### Task to carry out:
Can you copy out the entries below verbatim, from the first line up to and including the line containing "top-label: TOP (238, 313, 255, 322)"?

### Dataset records:
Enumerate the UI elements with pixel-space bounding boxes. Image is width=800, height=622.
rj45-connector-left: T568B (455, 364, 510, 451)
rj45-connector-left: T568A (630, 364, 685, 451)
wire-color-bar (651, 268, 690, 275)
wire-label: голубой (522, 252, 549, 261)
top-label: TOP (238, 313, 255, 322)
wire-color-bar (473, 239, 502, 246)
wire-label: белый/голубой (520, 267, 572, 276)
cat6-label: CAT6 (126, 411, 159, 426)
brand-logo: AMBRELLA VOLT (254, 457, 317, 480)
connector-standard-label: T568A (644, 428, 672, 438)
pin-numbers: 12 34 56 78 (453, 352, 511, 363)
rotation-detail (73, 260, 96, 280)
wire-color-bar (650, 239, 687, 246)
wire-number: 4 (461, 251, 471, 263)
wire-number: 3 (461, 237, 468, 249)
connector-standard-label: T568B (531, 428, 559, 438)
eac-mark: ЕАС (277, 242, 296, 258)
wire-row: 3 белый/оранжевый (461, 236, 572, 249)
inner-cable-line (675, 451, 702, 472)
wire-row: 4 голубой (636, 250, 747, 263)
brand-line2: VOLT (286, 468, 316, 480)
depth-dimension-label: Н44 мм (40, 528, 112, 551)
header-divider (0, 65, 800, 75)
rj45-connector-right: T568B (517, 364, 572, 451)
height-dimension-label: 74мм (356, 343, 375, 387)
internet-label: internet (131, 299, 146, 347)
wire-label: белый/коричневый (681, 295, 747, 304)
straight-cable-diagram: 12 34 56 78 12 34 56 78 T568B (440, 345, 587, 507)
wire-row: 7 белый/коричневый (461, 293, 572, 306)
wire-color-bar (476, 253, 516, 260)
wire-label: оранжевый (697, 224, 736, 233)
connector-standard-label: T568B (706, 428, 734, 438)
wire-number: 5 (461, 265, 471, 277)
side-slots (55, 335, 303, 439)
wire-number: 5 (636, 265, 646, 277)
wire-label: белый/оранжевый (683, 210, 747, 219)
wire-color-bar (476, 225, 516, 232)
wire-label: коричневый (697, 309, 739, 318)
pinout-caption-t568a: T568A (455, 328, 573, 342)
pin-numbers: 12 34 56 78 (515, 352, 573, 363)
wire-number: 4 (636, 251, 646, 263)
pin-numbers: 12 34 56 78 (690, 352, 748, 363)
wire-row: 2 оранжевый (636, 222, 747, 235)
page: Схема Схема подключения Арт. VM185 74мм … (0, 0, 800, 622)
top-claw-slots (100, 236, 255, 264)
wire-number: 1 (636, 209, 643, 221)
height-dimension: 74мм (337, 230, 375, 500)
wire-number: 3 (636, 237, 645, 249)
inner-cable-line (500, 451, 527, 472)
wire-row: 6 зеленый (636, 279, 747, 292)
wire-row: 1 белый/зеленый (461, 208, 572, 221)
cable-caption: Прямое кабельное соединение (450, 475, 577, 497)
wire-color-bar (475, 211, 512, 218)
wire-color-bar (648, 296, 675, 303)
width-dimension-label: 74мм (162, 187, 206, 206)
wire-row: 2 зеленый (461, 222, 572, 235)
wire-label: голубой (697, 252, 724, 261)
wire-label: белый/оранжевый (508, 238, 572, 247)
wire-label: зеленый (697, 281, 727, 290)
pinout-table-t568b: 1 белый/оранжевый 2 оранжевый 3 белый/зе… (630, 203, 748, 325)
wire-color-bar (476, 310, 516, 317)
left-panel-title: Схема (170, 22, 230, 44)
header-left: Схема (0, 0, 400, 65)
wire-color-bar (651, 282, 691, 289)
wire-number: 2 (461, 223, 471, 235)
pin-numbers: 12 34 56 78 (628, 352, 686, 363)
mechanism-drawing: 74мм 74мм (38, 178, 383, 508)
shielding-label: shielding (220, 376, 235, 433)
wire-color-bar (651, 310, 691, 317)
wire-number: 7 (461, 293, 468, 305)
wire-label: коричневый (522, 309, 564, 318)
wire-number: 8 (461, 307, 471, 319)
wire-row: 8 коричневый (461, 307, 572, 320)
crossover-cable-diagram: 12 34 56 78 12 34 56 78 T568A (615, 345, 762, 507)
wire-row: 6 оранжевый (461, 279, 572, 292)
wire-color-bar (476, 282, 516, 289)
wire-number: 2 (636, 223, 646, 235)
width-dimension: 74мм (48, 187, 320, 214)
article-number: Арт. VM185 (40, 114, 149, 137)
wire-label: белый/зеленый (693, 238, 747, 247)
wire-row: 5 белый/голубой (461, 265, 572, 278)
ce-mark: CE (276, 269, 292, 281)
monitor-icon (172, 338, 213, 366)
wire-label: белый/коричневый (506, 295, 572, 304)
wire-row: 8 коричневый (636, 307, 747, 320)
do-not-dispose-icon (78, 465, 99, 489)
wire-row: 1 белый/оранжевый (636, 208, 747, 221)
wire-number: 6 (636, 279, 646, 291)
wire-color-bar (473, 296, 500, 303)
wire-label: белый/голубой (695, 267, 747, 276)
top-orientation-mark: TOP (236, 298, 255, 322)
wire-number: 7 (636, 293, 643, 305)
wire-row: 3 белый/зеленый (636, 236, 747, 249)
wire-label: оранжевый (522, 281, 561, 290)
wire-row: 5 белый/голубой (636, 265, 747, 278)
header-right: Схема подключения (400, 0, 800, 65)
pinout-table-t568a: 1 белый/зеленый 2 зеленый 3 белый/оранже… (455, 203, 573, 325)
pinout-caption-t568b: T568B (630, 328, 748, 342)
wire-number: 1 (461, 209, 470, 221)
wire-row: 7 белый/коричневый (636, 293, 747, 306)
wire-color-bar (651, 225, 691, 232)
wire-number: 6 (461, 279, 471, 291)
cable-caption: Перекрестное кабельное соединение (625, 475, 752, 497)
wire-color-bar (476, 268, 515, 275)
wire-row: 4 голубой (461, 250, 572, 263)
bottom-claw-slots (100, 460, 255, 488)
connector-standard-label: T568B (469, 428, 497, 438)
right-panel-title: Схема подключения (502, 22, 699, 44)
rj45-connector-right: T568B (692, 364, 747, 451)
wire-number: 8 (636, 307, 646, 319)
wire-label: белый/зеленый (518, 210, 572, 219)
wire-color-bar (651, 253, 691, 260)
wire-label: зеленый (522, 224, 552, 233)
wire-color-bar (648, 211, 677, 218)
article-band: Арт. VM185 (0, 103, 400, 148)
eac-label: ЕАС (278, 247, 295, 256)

### Response to the exercise:
Enumerate the UI elements with pixel-space bounding boxes. Image is width=800, height=622.
rj45-connector-left: T568B (455, 364, 510, 451)
rj45-connector-left: T568A (630, 364, 685, 451)
wire-color-bar (651, 268, 690, 275)
wire-label: голубой (522, 252, 549, 261)
top-label: TOP (238, 313, 255, 322)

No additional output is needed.